▶ [Your goal]: Look for the string "Методическая" and copy every line that has it.

───── Dataset content

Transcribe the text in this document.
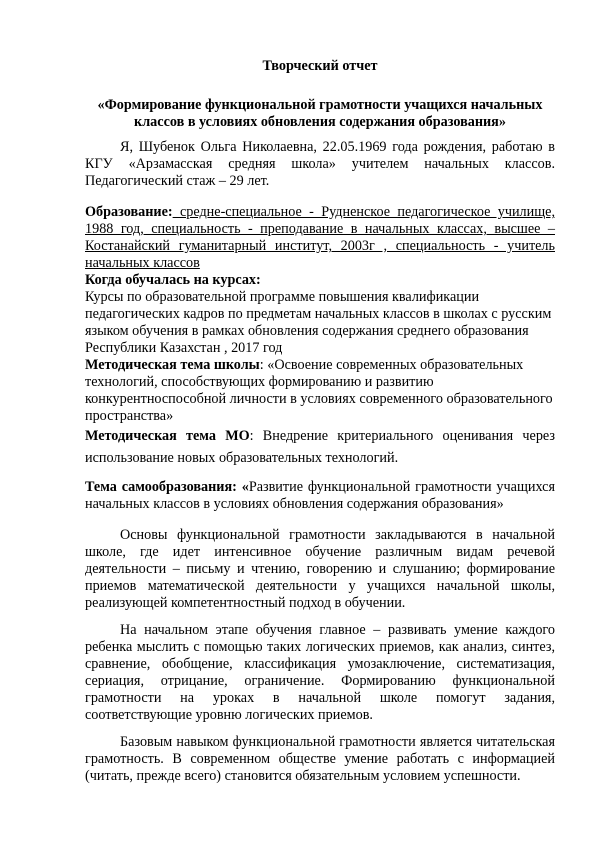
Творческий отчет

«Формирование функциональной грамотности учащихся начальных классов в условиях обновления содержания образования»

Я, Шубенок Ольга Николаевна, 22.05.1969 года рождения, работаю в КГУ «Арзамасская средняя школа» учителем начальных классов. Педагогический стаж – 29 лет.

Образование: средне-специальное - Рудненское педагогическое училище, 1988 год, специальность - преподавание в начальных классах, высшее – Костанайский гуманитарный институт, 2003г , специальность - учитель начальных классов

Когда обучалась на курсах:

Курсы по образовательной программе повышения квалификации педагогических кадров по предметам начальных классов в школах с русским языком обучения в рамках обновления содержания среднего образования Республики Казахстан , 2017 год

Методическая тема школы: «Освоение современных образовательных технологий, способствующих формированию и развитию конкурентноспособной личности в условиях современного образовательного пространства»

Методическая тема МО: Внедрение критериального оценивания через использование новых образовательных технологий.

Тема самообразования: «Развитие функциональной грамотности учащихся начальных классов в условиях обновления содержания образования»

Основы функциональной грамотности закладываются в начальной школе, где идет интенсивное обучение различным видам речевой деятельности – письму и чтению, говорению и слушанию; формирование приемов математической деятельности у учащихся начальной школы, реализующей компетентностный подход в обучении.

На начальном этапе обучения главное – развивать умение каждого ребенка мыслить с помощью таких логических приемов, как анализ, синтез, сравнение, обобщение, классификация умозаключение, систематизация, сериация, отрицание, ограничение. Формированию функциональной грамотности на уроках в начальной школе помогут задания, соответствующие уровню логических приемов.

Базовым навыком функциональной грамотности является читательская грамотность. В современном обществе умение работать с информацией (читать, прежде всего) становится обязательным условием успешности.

──────────

▶ [Exercise answer]:
Методическая тема школы: «Освоение современных образовательных технологий, способствующих формированию и развитию конкурентноспособной личности в условиях современного образовательного пространства»
Методическая тема МО: Внедрение критериального оценивания через использование новых образовательных технологий.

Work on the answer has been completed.